What to work on:
Scan the data below for the string "individus". Copy every line where it appears.

** begin **

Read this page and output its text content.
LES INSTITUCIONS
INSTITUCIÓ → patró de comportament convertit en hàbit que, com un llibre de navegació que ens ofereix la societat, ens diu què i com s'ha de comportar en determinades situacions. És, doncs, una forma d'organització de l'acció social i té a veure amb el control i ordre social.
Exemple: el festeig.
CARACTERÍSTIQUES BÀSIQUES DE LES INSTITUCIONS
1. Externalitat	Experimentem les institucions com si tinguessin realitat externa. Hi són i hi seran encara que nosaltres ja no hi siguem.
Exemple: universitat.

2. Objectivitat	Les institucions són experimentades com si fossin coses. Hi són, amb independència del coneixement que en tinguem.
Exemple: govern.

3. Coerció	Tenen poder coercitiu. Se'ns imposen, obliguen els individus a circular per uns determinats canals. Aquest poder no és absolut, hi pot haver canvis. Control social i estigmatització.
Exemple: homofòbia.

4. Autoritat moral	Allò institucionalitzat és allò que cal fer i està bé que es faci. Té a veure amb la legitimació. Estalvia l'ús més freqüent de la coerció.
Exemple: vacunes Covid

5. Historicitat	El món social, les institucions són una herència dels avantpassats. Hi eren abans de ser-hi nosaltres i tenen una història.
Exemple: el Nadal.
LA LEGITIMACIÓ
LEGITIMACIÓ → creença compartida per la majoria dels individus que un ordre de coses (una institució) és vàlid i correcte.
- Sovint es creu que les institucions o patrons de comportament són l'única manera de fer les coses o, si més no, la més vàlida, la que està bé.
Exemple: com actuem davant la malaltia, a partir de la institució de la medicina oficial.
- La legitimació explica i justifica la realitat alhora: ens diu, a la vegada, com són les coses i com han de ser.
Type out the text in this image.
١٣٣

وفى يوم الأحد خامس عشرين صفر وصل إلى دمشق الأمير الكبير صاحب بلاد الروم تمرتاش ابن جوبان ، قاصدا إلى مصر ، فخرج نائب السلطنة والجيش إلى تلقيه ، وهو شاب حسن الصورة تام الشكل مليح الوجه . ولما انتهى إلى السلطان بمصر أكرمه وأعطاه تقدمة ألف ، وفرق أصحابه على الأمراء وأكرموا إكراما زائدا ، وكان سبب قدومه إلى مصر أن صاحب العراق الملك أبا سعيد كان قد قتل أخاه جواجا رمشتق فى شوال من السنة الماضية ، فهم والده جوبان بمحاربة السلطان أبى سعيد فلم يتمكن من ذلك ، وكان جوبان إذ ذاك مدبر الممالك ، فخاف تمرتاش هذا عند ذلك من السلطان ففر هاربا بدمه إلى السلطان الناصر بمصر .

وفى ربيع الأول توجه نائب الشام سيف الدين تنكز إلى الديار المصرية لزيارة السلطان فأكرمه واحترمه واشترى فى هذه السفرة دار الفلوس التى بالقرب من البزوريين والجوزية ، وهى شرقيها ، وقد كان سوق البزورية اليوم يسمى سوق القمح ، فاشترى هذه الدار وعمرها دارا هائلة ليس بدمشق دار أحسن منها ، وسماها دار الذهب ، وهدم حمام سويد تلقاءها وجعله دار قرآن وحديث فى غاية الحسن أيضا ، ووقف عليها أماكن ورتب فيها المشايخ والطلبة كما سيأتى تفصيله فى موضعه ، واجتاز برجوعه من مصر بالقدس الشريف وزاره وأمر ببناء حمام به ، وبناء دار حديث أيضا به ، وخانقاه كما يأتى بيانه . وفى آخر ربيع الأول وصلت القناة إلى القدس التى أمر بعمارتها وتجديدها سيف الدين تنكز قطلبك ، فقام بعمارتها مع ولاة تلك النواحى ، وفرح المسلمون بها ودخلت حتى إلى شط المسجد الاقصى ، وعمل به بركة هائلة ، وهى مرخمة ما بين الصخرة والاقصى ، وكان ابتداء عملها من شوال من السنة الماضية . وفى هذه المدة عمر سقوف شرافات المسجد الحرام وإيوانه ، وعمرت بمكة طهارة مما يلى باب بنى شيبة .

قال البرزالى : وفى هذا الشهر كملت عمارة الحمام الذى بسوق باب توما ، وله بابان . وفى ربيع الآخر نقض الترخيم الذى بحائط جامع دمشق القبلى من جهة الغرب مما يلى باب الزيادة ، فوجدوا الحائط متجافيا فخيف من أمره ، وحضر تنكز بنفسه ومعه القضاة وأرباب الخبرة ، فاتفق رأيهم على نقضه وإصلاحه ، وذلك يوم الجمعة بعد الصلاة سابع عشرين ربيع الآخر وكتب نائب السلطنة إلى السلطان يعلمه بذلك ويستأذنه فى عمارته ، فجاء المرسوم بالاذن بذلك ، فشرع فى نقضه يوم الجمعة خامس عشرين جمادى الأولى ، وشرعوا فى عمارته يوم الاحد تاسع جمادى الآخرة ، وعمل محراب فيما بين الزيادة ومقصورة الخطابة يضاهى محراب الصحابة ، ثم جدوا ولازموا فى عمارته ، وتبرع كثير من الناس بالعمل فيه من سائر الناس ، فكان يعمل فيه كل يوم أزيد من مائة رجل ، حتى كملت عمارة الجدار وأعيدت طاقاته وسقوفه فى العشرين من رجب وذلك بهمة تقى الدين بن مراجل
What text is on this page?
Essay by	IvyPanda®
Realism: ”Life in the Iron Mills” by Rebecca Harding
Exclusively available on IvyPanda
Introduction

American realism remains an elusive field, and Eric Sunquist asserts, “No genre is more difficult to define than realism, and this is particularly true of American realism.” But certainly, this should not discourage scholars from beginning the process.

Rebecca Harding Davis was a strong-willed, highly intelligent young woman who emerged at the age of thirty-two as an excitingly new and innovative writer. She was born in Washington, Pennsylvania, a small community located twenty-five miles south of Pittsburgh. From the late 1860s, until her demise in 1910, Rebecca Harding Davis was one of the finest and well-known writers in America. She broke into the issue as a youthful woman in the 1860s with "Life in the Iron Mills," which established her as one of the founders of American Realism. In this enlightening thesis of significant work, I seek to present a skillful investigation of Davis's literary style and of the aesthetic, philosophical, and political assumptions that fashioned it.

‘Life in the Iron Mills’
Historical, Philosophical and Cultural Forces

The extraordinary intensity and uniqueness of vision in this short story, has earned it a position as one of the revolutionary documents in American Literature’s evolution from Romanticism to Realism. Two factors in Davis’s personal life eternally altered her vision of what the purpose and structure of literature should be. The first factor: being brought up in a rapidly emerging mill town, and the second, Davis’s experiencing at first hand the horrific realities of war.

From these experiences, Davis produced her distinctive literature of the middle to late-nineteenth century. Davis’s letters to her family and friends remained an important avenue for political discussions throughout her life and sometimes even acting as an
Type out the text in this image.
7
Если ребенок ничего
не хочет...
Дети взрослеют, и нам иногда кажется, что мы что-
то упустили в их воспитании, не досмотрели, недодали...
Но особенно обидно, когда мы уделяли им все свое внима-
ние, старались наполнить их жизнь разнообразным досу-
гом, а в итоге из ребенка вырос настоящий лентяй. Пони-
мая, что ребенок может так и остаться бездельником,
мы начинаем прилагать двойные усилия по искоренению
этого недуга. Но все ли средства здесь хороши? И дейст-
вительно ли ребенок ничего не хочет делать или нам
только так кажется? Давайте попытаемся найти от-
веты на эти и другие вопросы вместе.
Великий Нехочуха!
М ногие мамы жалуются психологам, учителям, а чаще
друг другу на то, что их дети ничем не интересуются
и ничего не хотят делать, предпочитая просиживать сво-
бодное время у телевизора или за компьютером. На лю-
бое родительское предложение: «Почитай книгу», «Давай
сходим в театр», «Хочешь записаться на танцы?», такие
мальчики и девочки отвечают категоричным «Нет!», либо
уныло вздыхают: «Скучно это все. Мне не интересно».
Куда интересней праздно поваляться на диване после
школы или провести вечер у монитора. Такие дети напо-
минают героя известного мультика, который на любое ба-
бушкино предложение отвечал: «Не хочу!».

** end **

Response to the task:
3. Coerció	Tenen poder coercitiu. Se'ns imposen, obliguen els individus a circular per uns determinats canals. Aquest poder no és absolut, hi pot haver canvis. Control social i estigmatització.
LEGITIMACIÓ → creença compartida per la majoria dels individus que un ordre de coses (una institució) és vàlid i correcte.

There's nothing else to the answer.